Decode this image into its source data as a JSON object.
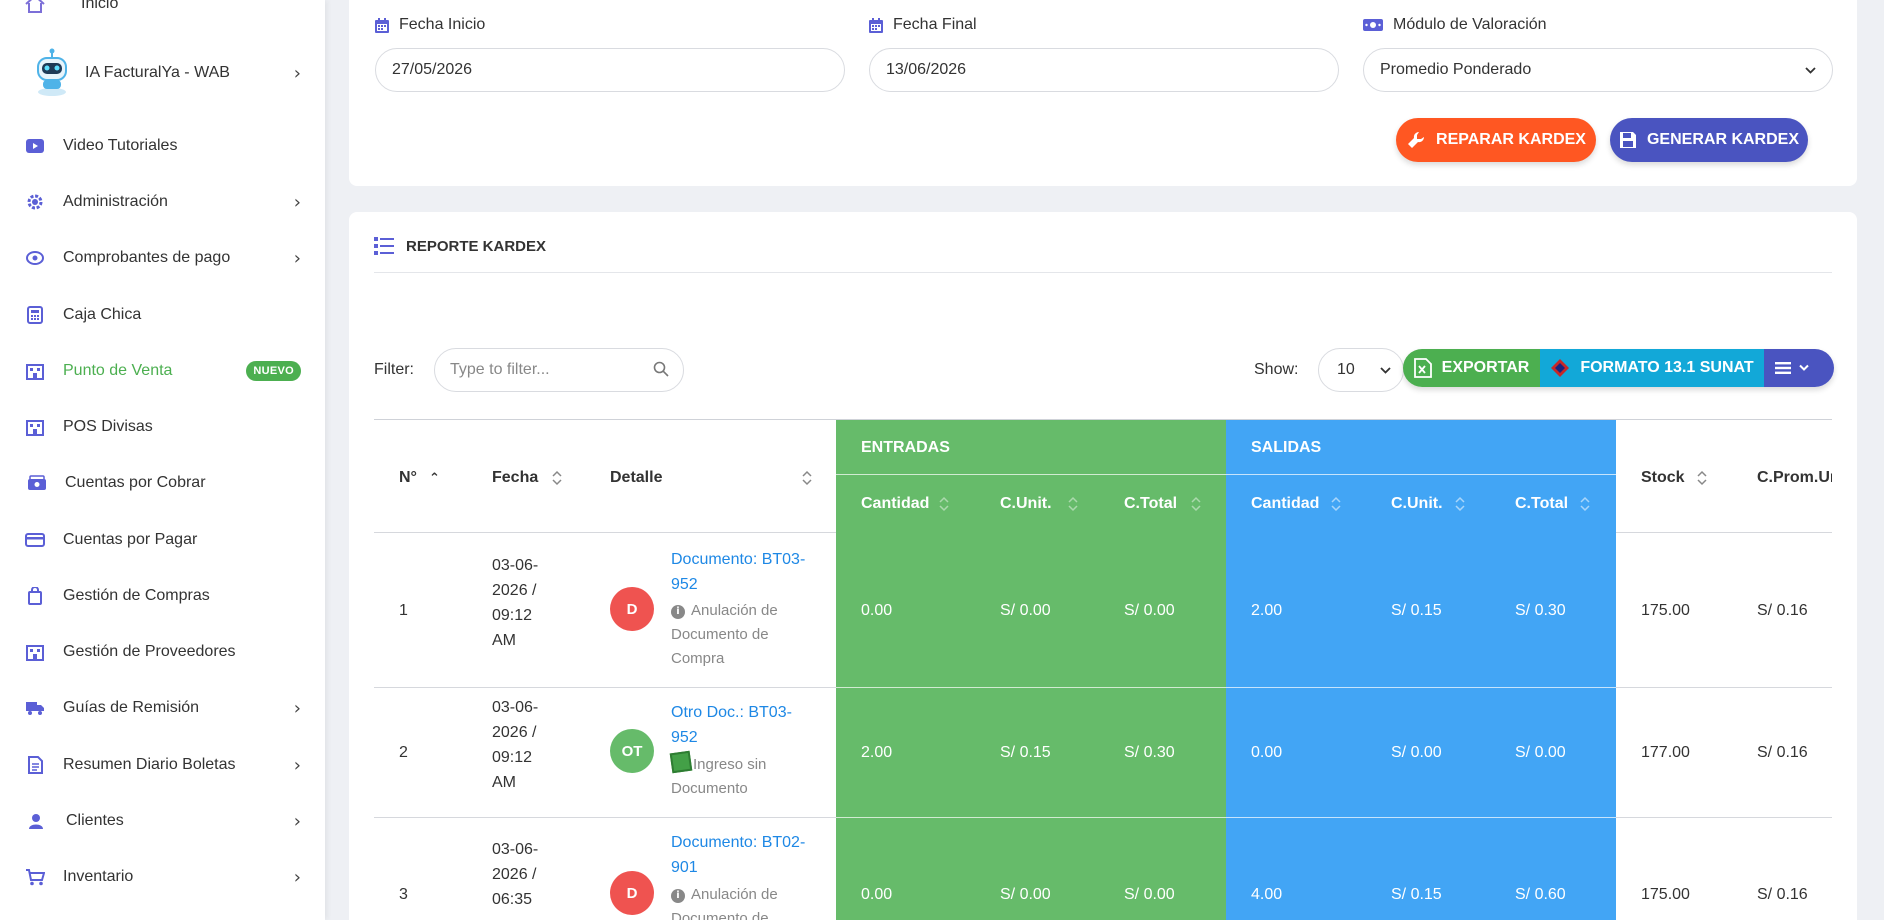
{
  "sidebar": {
    "top_item": "Inicio",
    "items": [
      {
        "label": "IA FacturalYa - WAB",
        "icon": "robot-icon",
        "chevron": true
      },
      {
        "label": "Video Tutoriales",
        "icon": "video-icon",
        "chevron": false
      },
      {
        "label": "Administración",
        "icon": "gear-icon",
        "chevron": true
      },
      {
        "label": "Comprobantes de pago",
        "icon": "receipt-icon",
        "chevron": true
      },
      {
        "label": "Caja Chica",
        "icon": "calculator-icon",
        "chevron": false
      },
      {
        "label": "Punto de Venta",
        "icon": "store-icon",
        "chevron": false,
        "badge": "NUEVO",
        "active": true
      },
      {
        "label": "POS Divisas",
        "icon": "store-icon",
        "chevron": false
      },
      {
        "label": "Cuentas por Cobrar",
        "icon": "cash-icon",
        "chevron": false
      },
      {
        "label": "Cuentas por Pagar",
        "icon": "card-icon",
        "chevron": false
      },
      {
        "label": "Gestión de Compras",
        "icon": "bag-icon",
        "chevron": false
      },
      {
        "label": "Gestión de Proveedores",
        "icon": "store-icon",
        "chevron": false
      },
      {
        "label": "Guías de Remisión",
        "icon": "truck-icon",
        "chevron": true
      },
      {
        "label": "Resumen Diario Boletas",
        "icon": "document-icon",
        "chevron": true
      },
      {
        "label": "Clientes",
        "icon": "user-icon",
        "chevron": true
      },
      {
        "label": "Inventario",
        "icon": "cart-icon",
        "chevron": true
      }
    ]
  },
  "filters": {
    "start_label": "Fecha Inicio",
    "start_value": "27/05/2026",
    "end_label": "Fecha Final",
    "end_value": "13/06/2026",
    "valuation_label": "Módulo de Valoración",
    "valuation_value": "Promedio Ponderado"
  },
  "actions": {
    "repair_label": "REPARAR KARDEX",
    "generate_label": "GENERAR KARDEX"
  },
  "report": {
    "title": "REPORTE KARDEX",
    "filter_label": "Filter:",
    "filter_placeholder": "Type to filter...",
    "show_label": "Show:",
    "show_value": "10",
    "export_label": "EXPORTAR",
    "format_label": "FORMATO 13.1 SUNAT"
  },
  "table": {
    "headers": {
      "n": "N°",
      "fecha": "Fecha",
      "detalle": "Detalle",
      "entradas": "ENTRADAS",
      "salidas": "SALIDAS",
      "cantidad": "Cantidad",
      "cunit": "C.Unit.",
      "ctotal": "C.Total",
      "stock": "Stock",
      "cprom": "C.Prom.Ur"
    },
    "rows": [
      {
        "n": "1",
        "fecha": [
          "03-06-",
          "2026 /",
          "09:12",
          "AM"
        ],
        "avatar": "D",
        "avatar_color": "#ef5350",
        "doc": [
          "Documento: BT03-",
          "952"
        ],
        "desc_icon": "info",
        "desc": [
          "Anulación de",
          "Documento de",
          "Compra"
        ],
        "in_qty": "0.00",
        "in_unit": "S/ 0.00",
        "in_total": "S/ 0.00",
        "out_qty": "2.00",
        "out_unit": "S/ 0.15",
        "out_total": "S/ 0.30",
        "stock": "175.00",
        "cprom": "S/ 0.16"
      },
      {
        "n": "2",
        "fecha": [
          "03-06-",
          "2026 /",
          "09:12",
          "AM"
        ],
        "avatar": "OT",
        "avatar_color": "#66bb6a",
        "doc": [
          "Otro Doc.: BT03-",
          "952"
        ],
        "desc_icon": "note",
        "desc": [
          "Ingreso sin",
          "Documento"
        ],
        "in_qty": "2.00",
        "in_unit": "S/ 0.15",
        "in_total": "S/ 0.30",
        "out_qty": "0.00",
        "out_unit": "S/ 0.00",
        "out_total": "S/ 0.00",
        "stock": "177.00",
        "cprom": "S/ 0.16"
      },
      {
        "n": "3",
        "fecha": [
          "03-06-",
          "2026 /",
          "06:35"
        ],
        "avatar": "D",
        "avatar_color": "#ef5350",
        "doc": [
          "Documento: BT02-",
          "901"
        ],
        "desc_icon": "info",
        "desc": [
          "Anulación de",
          "Documento de"
        ],
        "in_qty": "0.00",
        "in_unit": "S/ 0.00",
        "in_total": "S/ 0.00",
        "out_qty": "4.00",
        "out_unit": "S/ 0.15",
        "out_total": "S/ 0.60",
        "stock": "175.00",
        "cprom": "S/ 0.16"
      }
    ]
  }
}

* _WORK TO DO_
Write only the number of lines that include "stock".

* _EXPECTED OUTPUT_
4